Work to be completed: Read the lines that follow and pick out every one containing the word "Санузлы".
····················
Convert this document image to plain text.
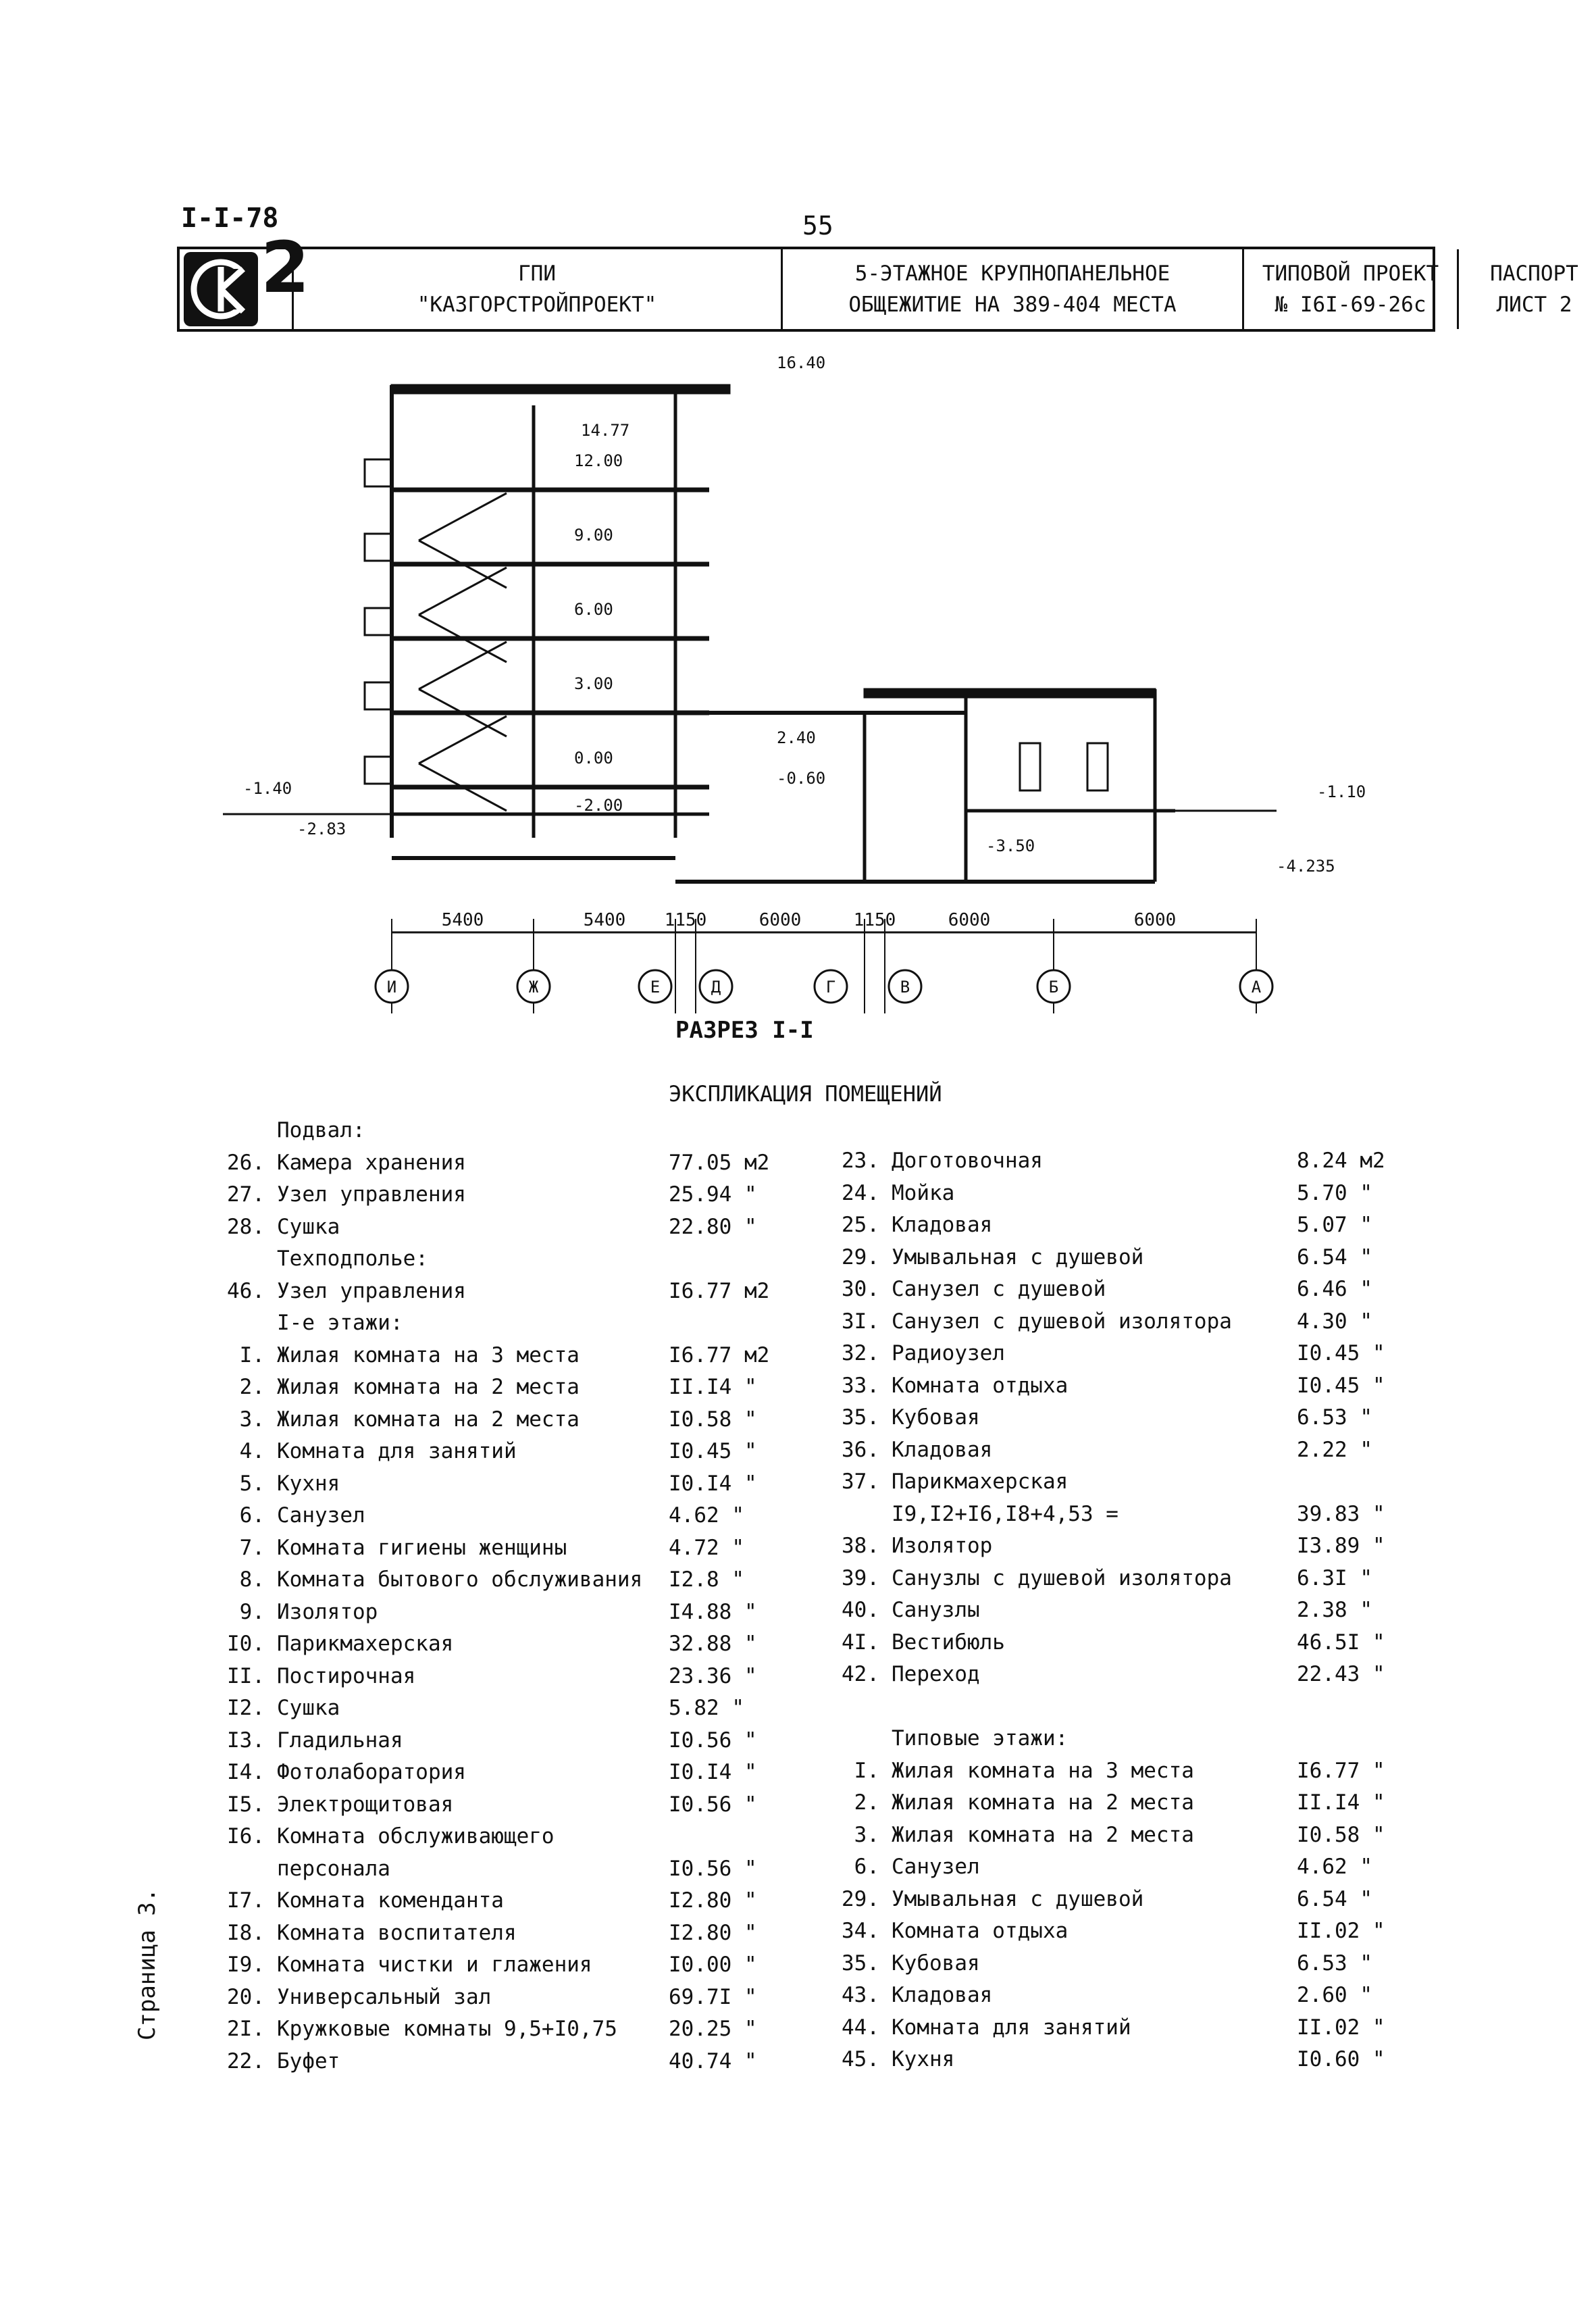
I-I-78	55
2	ГПИ
"КАЗГОРСТРОЙПРОЕКТ"
5-ЭТАЖНОЕ КРУПНОПАНЕЛЬНОЕ
ОБЩЕЖИТИЕ НА 389-404 МЕСТА
ТИПОВОЙ ПРОЕКТ
№ I6I-69-26с
ПАСПОРТ
ЛИСТ 2
И	Ж	Е	Д	Г	В	Б	А
16.40
14.77
12.00
9.00
6.00
3.00
0.00
-2.00
-1.40
-2.83
2.40
-0.60
-3.50
-1.10
-4.235
5400	5400 1150	6000	1150	6000	6000
РАЗРЕЗ I-I
ЭКСПЛИКАЦИЯ ПОМЕЩЕНИЙ
Подвал:
26. Камера хранения	77.05 м2
27. Узел управления	25.94 "
28. Сушка	22.80 "
Техподполье:
46. Узел управления	I6.77 м2
I-е этажи:
I. Жилая комната на 3 места	I6.77 м2
2. Жилая комната на 2 места	II.I4 "
3. Жилая комната на 2 места	I0.58 "
4. Комната для занятий	I0.45 "
5. Кухня	I0.I4 "
6. Санузел	4.62 "
7. Комната гигиены женщины	4.72 "
8. Комната бытового обслуживания I2.8 "
9. Изолятор	I4.88 "
I0. Парикмахерская	32.88 "
II. Постирочная	23.36 "
I2. Сушка	5.82 "
I3. Гладильная	I0.56 "
I4. Фотолаборатория	I0.I4 "
I5. Электрощитовая	I0.56 "
I6. Комната обслуживающего
персонала	I0.56 "
I7. Комната коменданта	I2.80 "
I8. Комната воспитателя	I2.80 "
I9. Комната чистки и глажения	I0.00 "
20. Универсальный зал	69.7I "
2I. Кружковые комнаты 9,5+I0,75 20.25 "
22. Буфет	40.74 "
23. Доготовочная	8.24 м2
24. Мойка	5.70 "
25. Кладовая	5.07 "
29. Умывальная с душевой	6.54 "
30. Санузел с душевой	6.46 "
3I. Санузел с душевой изолятора	4.30 "
32. Радиоузел	I0.45 "
33. Комната отдыха	I0.45 "
35. Кубовая	6.53 "
36. Кладовая	2.22 "
37. Парикмахерская
I9,I2+I6,I8+4,53 =	39.83 "
38. Изолятор	I3.89 "
39. Санузлы с душевой изолятора	6.3I "
40. Санузлы	2.38 "
4I. Вестибюль	46.5I "
42. Переход	22.43 "
Типовые этажи:
I. Жилая комната на 3 места	I6.77 "
2. Жилая комната на 2 места	II.I4 "
3. Жилая комната на 2 места	I0.58 "
6. Санузел	4.62 "
29. Умывальная с душевой	6.54 "
34. Комната отдыха	II.02 "
35. Кубовая	6.53 "
43. Кладовая	2.60 "
44. Комната для занятий	II.02 "
45. Кухня	I0.60 "
Страница 3.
····················
Response below:
39. Санузлы с душевой изолятора	6.3I "
40. Санузлы	2.38 "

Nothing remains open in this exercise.